> [Article]
L’Intelligence Artificielle (l’IA) a fait son apparition assez récemment dans nos vies. L’engouement a été immédiat, aussi bien pour les individus que pour les industries, qui en ont vite détecté le potentiel. L’engouement certes, mais aussi la peur, celle d’un outil qui a éveillé les craintes enfouies chez nos contemporains de voir un jour le monde dominé par des robots.
Si les possibilités offertes par ces nouveaux outils sont cataclysmiques, des défis d’une intensité ignorée jusqu’ici nous attendent au tournant. Et si le véritable danger résidait dans la potentialité de l’IA à éroder notre liberté fondamentale ? Si les machines commencent à dicter non seulement ce que nous devons penser mais aussi ce que nous devons faire, que va-t-il advenir de notre autonomie ?
Rav Raphaël Sadin et Antoine Mercier explorent ici le sujet, d’abord dans sa globalité, pour ensuite tenter de définir la logique qui est ici à l’œuvre ; enfin ils aborderont le point de vue de la Torah sur ces nouveaux outils et les dangers qui peuvent leur être inhérents.

[Enregistrements conservés]
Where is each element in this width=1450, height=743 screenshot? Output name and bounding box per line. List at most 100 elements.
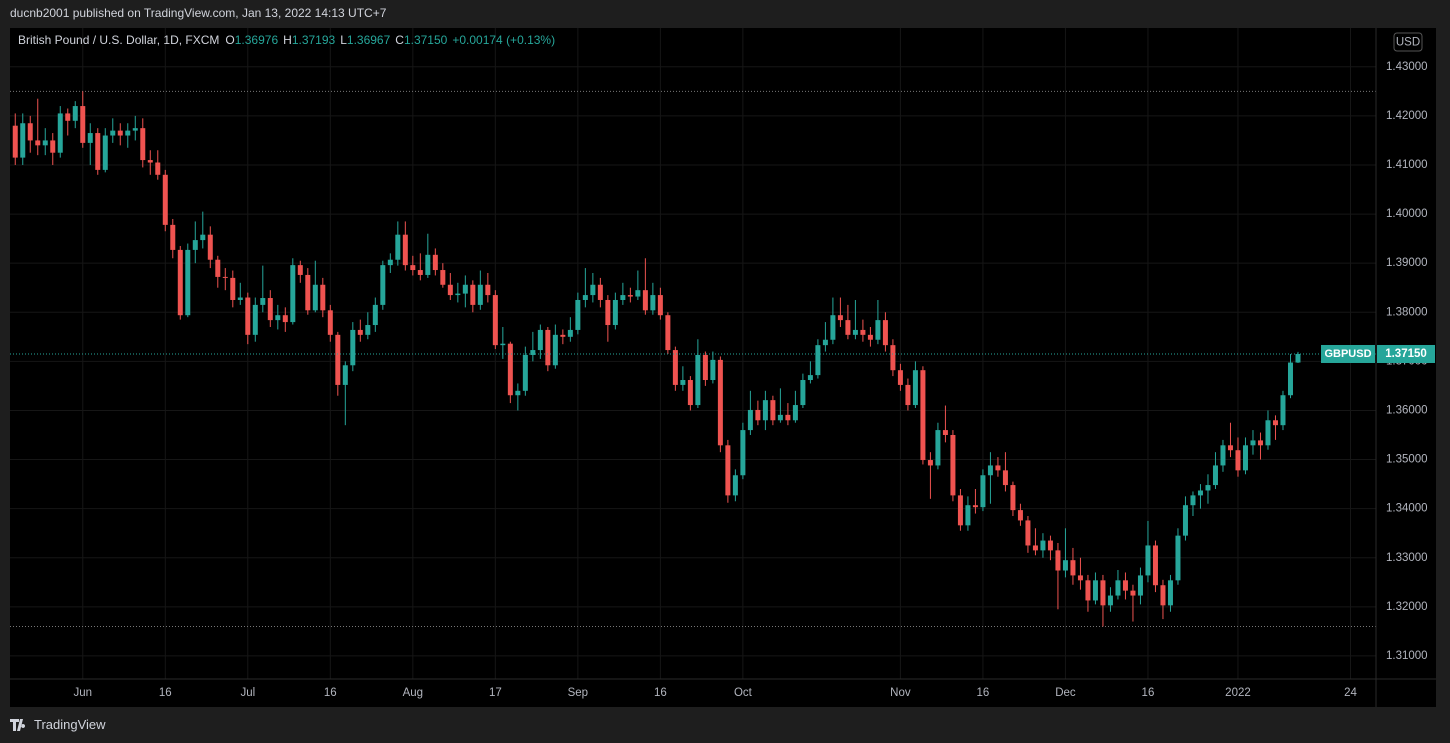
candle-body [597, 284, 603, 300]
candle-body [972, 505, 978, 508]
axes: 1.31000 1.32000 1.33000 1.34000 1.35000 1.360… [73, 61, 1435, 699]
candle-body [297, 265, 303, 275]
candle-body [1227, 445, 1233, 451]
symbol-tag-label: GBPUSD [1324, 348, 1371, 360]
candle-body [927, 460, 933, 466]
candle-body [845, 320, 851, 335]
candle-body [515, 390, 521, 396]
candle-body [537, 329, 543, 351]
candle-body [897, 370, 903, 385]
candle-body [110, 130, 116, 136]
candle-body [335, 334, 341, 385]
candle-body [1145, 545, 1151, 576]
candle-body [50, 140, 56, 153]
candle-body [380, 265, 386, 305]
candle-body [717, 359, 723, 446]
y-tick-label: 1.38000 [1386, 306, 1428, 318]
candle-body [20, 123, 26, 158]
legend: British Pound / U.S. Dollar, 1D, FXCM O 1.… [18, 33, 555, 47]
candle-body [492, 295, 498, 346]
legend-change: +0.00174 (+0.13%) [452, 33, 555, 47]
price-tag [1377, 344, 1435, 363]
candle-body [1115, 580, 1121, 596]
legend-key: L [340, 33, 347, 47]
y-tick-label: 1.35000 [1386, 454, 1428, 466]
candle-body [237, 297, 243, 300]
candle-body [1175, 535, 1181, 581]
y-tick-label: 1.31000 [1386, 650, 1428, 662]
candle-body [1167, 580, 1173, 606]
candle-body [170, 224, 176, 250]
candle-body [245, 297, 251, 335]
candle-body [1272, 420, 1278, 426]
candle-body [1242, 445, 1248, 471]
candle-body [710, 359, 716, 381]
candle-body [410, 265, 416, 271]
candle-body [552, 334, 558, 366]
candle-body [920, 370, 926, 461]
candle-body [777, 414, 783, 421]
candle-body [815, 345, 821, 376]
candle-body [935, 430, 941, 466]
candle-body [620, 295, 626, 300]
x-tick-label: Sep [568, 687, 588, 699]
candle-body [1092, 580, 1098, 601]
plot [10, 91, 1376, 627]
candle-body [582, 295, 588, 300]
x-tick-label: 17 [489, 687, 502, 699]
currency[interactable]: USD [1396, 37, 1420, 49]
candle-body [755, 409, 761, 421]
candle-body [35, 140, 41, 146]
price-tag-label: 1.37150 [1385, 348, 1427, 360]
legend-key: O [225, 33, 234, 47]
candle-body [27, 123, 33, 141]
candle-body [807, 375, 813, 381]
candle-body [732, 475, 738, 496]
candle-body [695, 354, 701, 406]
candle-body [800, 380, 806, 406]
candle-body [1047, 540, 1053, 551]
candle-body [1235, 450, 1241, 471]
candle-body [860, 329, 866, 335]
candle-body [507, 343, 513, 396]
candle-body [627, 295, 633, 297]
legend-key: C [395, 33, 404, 47]
legend-value: 1.36976 [235, 33, 279, 47]
candle-body [522, 354, 528, 391]
candle-body [395, 234, 401, 260]
candle-body [282, 315, 288, 323]
currency-button[interactable] [1393, 32, 1423, 52]
candle-body [792, 405, 798, 421]
candle-body [200, 234, 206, 241]
candle-body [1055, 550, 1061, 571]
candle-body [275, 315, 281, 321]
candle-body [125, 130, 131, 136]
candle-body [320, 284, 326, 311]
candle-body [162, 174, 168, 225]
candle-body [222, 276, 228, 278]
candle-body [605, 299, 611, 326]
candle-body [635, 290, 641, 297]
candle-body [1212, 465, 1218, 486]
candle-body [560, 334, 566, 337]
candle-body [830, 315, 836, 340]
candle-body [470, 284, 476, 305]
candle-body [890, 345, 896, 371]
candle-body [290, 265, 296, 323]
y-tick-label: 1.40000 [1386, 208, 1428, 220]
x-tick-label: Jun [73, 687, 92, 699]
candle-body [1062, 560, 1068, 571]
candle-body [485, 284, 491, 296]
y-tick-label: 1.33000 [1386, 552, 1428, 564]
candle-body [365, 325, 371, 335]
candle-body [305, 274, 311, 311]
candle-body [1287, 362, 1293, 396]
candle-body [1295, 353, 1301, 363]
candle-body [260, 298, 266, 305]
candle-body [215, 259, 221, 277]
candle-body [575, 299, 581, 330]
candle-body [1010, 485, 1016, 511]
candle-body [740, 430, 746, 476]
candle-body [1002, 470, 1008, 486]
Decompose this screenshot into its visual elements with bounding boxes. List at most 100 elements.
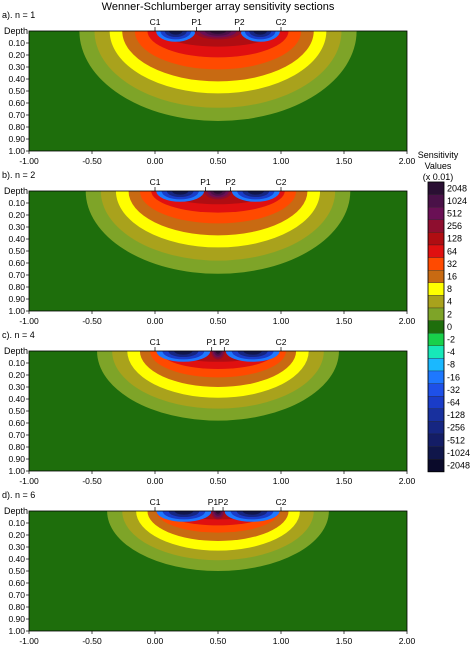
y-tick-label: 0.60 xyxy=(8,578,25,588)
y-tick-label: 1.00 xyxy=(8,306,25,316)
panel-label: b). n = 2 xyxy=(2,170,35,180)
colorbar-swatch xyxy=(427,433,445,447)
panels-group: a). n = 1 Depth 0.10 0.20 0.30 0.40 0.50 0.60 0.… xyxy=(2,10,416,646)
colorbar-label: 512 xyxy=(447,209,462,219)
y-tick-label: 0.90 xyxy=(8,294,25,304)
colorbar-label: -256 xyxy=(447,423,465,433)
y-tick-label: 0.40 xyxy=(8,394,25,404)
panel-4: d). n = 6 Depth 0.10 0.20 0.30 0.40 0.50 0.60 0.… xyxy=(2,490,416,646)
y-tick-label: 0.40 xyxy=(8,74,25,84)
panel-1: a). n = 1 Depth 0.10 0.20 0.30 0.40 0.50 0.60 0.… xyxy=(2,10,416,166)
y-tick-label: 0.90 xyxy=(8,454,25,464)
x-tick-label: 1.00 xyxy=(273,636,290,646)
y-tick-label: 0.80 xyxy=(8,282,25,292)
x-tick-label: 0.00 xyxy=(147,156,164,166)
y-tick-label: 0.50 xyxy=(8,246,25,256)
panel-label: d). n = 6 xyxy=(2,490,35,500)
electrode-label-p2: P2 xyxy=(234,17,245,27)
electrode-label-c2: C2 xyxy=(276,177,287,187)
colorbar-title-line: Values xyxy=(425,161,452,171)
electrode-label-c2: C2 xyxy=(276,337,287,347)
x-tick-label: -0.50 xyxy=(82,316,102,326)
colorbar-swatch xyxy=(427,181,445,195)
y-tick-label: 0.10 xyxy=(8,358,25,368)
negative-zone--1024 xyxy=(169,31,183,35)
x-tick-label: -0.50 xyxy=(82,476,102,486)
y-tick-label: 0.80 xyxy=(8,602,25,612)
electrode-label-c1: C1 xyxy=(150,177,161,187)
x-tick-label: 1.50 xyxy=(336,636,353,646)
colorbar-swatch xyxy=(427,282,445,296)
colorbar-swatch xyxy=(427,207,445,220)
x-tick-label: -0.50 xyxy=(82,636,102,646)
y-tick-label: 0.30 xyxy=(8,542,25,552)
y-tick-label: 0.60 xyxy=(8,98,25,108)
colorbar-swatch xyxy=(427,307,445,321)
colorbar-swatch xyxy=(427,333,445,346)
x-tick-label: 0.50 xyxy=(210,156,227,166)
y-tick-label: 0.10 xyxy=(8,518,25,528)
x-tick-label: 2.00 xyxy=(399,316,416,326)
x-tick-label: 1.00 xyxy=(273,156,290,166)
colorbar-label: -2 xyxy=(447,335,455,345)
y-tick-label: 0.50 xyxy=(8,566,25,576)
colorbar-swatch xyxy=(427,421,445,435)
x-tick-label: 1.50 xyxy=(336,156,353,166)
x-tick-label: 0.50 xyxy=(210,636,227,646)
sensitivity-map xyxy=(29,351,407,471)
y-tick-label: 0.30 xyxy=(8,382,25,392)
colorbar-swatch xyxy=(427,257,445,271)
positive-core-2048 xyxy=(209,31,227,34)
y-tick-label: 0.10 xyxy=(8,38,25,48)
x-tick-label: -0.50 xyxy=(82,156,102,166)
y-tick-label: 0.20 xyxy=(8,530,25,540)
x-tick-label: -1.00 xyxy=(19,476,39,486)
electrode-label-p1: P1 xyxy=(208,497,219,507)
x-tick-label: 0.00 xyxy=(147,636,164,646)
x-tick-label: 2.00 xyxy=(399,476,416,486)
negative-zone--1024 xyxy=(253,31,267,35)
electrode-label-p1: P1 xyxy=(191,17,202,27)
colorbar-label: 32 xyxy=(447,259,457,269)
electrode-label-p2: P2 xyxy=(219,337,230,347)
negative-zone--1024 xyxy=(172,191,189,195)
colorbar-swatch xyxy=(427,270,445,283)
colorbar-swatch xyxy=(427,232,445,246)
depth-axis-label: Depth xyxy=(4,346,28,356)
y-tick-label: 0.70 xyxy=(8,590,25,600)
colorbar-label: 0 xyxy=(447,322,452,332)
x-tick-label: 0.00 xyxy=(147,476,164,486)
colorbar-label: -64 xyxy=(447,398,460,408)
colorbar-swatch xyxy=(427,219,445,233)
positive-core-2048 xyxy=(215,351,221,354)
y-tick-label: 0.70 xyxy=(8,270,25,280)
electrode-label-p2: P2 xyxy=(225,177,236,187)
colorbar-label: -32 xyxy=(447,385,460,395)
colorbar-swatch xyxy=(427,194,445,208)
colorbar-label: -16 xyxy=(447,372,460,382)
colorbar-swatch xyxy=(427,345,445,359)
y-tick-label: 0.70 xyxy=(8,430,25,440)
colorbar-label: -8 xyxy=(447,360,455,370)
x-tick-label: 0.00 xyxy=(147,316,164,326)
x-tick-label: -1.00 xyxy=(19,636,39,646)
y-tick-label: 0.30 xyxy=(8,62,25,72)
y-tick-label: 1.00 xyxy=(8,146,25,156)
y-tick-label: 1.00 xyxy=(8,466,25,476)
panel-3: c). n = 4 Depth 0.10 0.20 0.30 0.40 0.50 0.60 0.… xyxy=(2,330,416,486)
depth-axis-label: Depth xyxy=(4,26,28,36)
colorbar-swatch xyxy=(427,295,445,309)
y-tick-label: 0.80 xyxy=(8,442,25,452)
x-tick-label: 2.00 xyxy=(399,636,416,646)
y-tick-label: 0.80 xyxy=(8,122,25,132)
negative-zone--1024 xyxy=(247,191,264,195)
x-tick-label: 0.50 xyxy=(210,316,227,326)
sensitivity-map xyxy=(29,511,407,631)
colorbar-label: -4 xyxy=(447,347,455,357)
y-tick-label: 0.20 xyxy=(8,370,25,380)
electrode-label-p1: P1 xyxy=(206,337,217,347)
panel-label: c). n = 4 xyxy=(2,330,35,340)
x-tick-label: -1.00 xyxy=(19,316,39,326)
colorbar-label: 1024 xyxy=(447,196,467,206)
negative-zone--1024 xyxy=(174,351,193,355)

> [Énoncé] D'après l'article sur l'intelligence artificielle, selon quelles trois étapes Rav Raphaël Sadin et Antoine Mercier explorent-ils le sujet ?

> [Corrigé] Ils abordent d'abord le sujet dans sa globalité, tentent ensuite de définir la logique qui est à l'œuvre, puis traitent du point de vue de la Torah sur ces nouveaux outils et les dangers qui peuvent leur être inhérents.